__BRIEF__: Format everything from the line containing "Decompose this screenshot" down to the line containing "- axis-layer: 1M-ATM" as a two-column CSV with the columns input and output. Give one row per record, with each field quoted and its line breaks replaced by spaces.

__RECORDS SHOWN__:
###

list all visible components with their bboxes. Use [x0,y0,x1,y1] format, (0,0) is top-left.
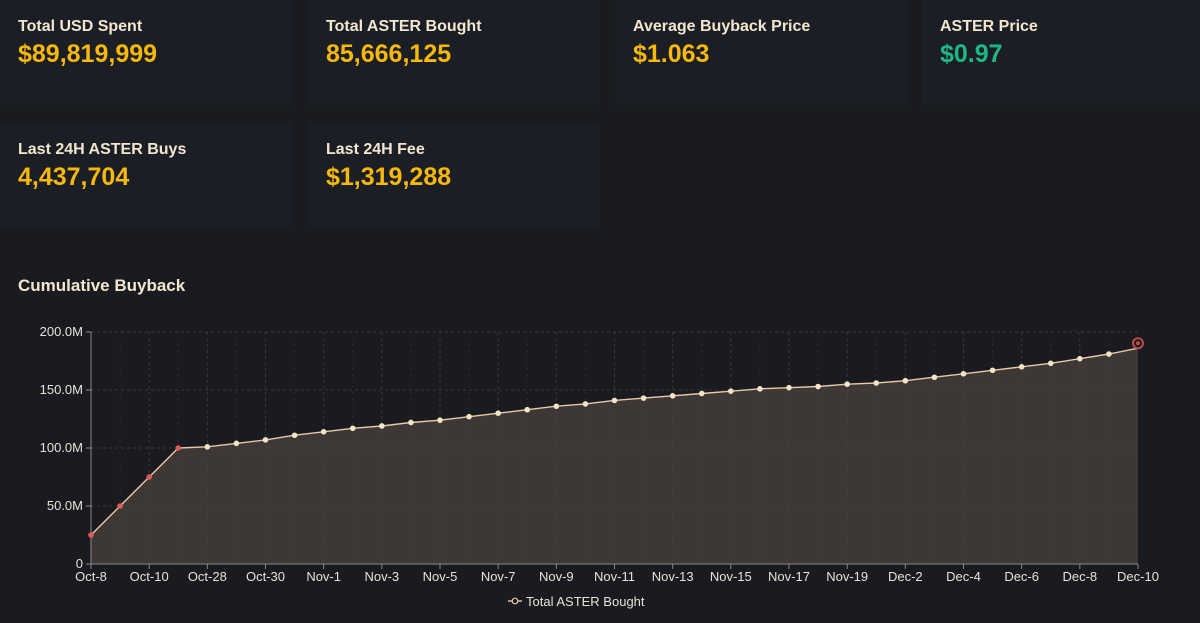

###

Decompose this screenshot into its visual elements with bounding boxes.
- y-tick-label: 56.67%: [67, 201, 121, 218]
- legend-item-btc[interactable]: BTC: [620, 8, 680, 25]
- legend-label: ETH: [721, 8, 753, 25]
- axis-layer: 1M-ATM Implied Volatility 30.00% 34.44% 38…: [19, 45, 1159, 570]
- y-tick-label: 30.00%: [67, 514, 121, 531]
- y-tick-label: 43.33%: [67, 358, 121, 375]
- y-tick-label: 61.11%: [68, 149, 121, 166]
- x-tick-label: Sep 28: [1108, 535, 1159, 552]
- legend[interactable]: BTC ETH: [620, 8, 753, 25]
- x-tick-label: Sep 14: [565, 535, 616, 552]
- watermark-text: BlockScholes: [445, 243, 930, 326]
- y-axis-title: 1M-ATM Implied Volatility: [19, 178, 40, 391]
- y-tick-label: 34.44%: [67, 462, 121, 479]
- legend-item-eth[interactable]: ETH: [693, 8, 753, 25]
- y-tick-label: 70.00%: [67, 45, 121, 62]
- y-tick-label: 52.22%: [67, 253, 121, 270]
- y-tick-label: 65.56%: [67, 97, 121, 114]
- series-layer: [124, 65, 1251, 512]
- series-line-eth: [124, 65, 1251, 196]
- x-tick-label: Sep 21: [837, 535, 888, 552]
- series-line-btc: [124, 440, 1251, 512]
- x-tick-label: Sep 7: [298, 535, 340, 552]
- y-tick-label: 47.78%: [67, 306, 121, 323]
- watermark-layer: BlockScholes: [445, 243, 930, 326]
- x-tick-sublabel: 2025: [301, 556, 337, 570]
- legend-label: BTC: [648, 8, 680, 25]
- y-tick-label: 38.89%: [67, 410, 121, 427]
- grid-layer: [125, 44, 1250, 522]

###

__OUTPUT OF THE EXERCISE__:
input,output
"Decompose this screenshot into its visual elements with bounding boxes.","- y-tick-label: 56.67%: [67, 201, 121, 218] - legend-item-btc[interactable]: BTC: [620, 8, 680, 25] - legend-label: ETH: [721, 8, 753, 25] - axis-layer: 1M-ATM Implied Volatility 30.00% 34.44% 38…: [19, 45, 1159, 570]"